Directions for this task: Every line with the string "page" should be gathered.

Input rows:
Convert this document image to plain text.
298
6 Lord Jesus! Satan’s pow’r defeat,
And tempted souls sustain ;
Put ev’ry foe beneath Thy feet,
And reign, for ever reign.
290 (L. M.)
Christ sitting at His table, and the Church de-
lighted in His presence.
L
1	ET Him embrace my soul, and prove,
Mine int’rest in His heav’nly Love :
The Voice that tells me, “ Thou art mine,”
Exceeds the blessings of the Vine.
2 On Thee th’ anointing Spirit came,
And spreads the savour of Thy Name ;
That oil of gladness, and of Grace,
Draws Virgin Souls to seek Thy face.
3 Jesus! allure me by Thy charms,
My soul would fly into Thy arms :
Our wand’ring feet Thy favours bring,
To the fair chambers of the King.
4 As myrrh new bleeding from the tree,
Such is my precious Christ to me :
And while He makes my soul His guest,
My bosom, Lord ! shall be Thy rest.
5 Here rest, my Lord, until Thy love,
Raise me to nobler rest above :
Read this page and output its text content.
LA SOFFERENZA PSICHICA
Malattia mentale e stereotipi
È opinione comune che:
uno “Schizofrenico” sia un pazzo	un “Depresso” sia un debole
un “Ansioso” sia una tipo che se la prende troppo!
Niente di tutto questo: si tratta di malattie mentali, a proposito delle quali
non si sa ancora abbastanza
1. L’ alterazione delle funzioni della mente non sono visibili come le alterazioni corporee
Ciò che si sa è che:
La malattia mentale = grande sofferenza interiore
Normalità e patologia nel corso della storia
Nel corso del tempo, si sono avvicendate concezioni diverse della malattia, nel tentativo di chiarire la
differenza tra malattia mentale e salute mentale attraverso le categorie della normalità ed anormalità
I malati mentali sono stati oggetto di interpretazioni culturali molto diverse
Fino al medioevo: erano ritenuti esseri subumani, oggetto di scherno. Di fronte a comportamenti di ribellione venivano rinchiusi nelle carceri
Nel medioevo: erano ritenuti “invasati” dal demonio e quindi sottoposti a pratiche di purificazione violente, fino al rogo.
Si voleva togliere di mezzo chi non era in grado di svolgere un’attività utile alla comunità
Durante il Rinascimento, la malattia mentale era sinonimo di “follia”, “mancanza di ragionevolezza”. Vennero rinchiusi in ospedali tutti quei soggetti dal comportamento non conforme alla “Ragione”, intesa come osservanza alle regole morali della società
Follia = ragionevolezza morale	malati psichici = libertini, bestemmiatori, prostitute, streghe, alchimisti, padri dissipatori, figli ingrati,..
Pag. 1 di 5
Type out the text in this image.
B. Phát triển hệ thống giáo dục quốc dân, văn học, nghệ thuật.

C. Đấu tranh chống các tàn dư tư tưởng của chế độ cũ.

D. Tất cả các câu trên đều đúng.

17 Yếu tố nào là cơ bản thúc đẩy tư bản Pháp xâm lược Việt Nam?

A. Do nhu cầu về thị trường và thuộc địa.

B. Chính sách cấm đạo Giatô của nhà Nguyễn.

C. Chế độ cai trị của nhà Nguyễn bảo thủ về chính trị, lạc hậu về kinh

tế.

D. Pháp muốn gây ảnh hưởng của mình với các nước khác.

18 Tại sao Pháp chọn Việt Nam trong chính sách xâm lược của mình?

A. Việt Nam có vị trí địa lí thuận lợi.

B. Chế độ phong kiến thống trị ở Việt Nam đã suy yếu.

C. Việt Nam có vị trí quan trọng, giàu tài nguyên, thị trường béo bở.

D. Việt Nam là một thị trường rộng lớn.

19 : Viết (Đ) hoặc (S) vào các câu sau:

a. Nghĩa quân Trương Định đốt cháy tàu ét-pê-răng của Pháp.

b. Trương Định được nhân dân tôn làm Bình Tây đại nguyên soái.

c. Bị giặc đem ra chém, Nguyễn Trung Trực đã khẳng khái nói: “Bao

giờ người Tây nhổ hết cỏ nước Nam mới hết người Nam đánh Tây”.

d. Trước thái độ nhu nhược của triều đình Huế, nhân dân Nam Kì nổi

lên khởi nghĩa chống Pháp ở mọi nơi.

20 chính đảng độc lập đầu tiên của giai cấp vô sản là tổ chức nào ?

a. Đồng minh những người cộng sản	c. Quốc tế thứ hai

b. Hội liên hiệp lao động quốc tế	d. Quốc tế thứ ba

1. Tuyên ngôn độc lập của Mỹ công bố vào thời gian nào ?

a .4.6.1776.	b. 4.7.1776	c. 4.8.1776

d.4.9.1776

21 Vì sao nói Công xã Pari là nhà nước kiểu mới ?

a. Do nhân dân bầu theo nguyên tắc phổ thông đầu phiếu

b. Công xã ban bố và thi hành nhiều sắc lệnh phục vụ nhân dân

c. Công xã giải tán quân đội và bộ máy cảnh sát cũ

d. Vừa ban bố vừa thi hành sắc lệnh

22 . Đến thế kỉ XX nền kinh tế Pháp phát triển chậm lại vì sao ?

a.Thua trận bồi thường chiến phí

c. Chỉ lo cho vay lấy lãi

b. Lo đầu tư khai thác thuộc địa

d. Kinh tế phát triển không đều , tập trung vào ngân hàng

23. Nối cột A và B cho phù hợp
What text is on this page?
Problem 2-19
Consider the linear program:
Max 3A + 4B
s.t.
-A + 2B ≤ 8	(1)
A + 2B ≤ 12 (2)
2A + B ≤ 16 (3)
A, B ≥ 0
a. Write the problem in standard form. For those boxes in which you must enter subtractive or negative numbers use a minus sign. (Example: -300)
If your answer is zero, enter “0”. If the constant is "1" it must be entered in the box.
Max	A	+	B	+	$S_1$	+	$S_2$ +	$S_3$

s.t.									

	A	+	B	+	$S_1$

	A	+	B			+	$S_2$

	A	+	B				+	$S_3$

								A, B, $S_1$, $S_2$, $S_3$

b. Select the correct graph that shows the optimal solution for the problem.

Final answer:
Read this page and output its text content.
What text is on this page?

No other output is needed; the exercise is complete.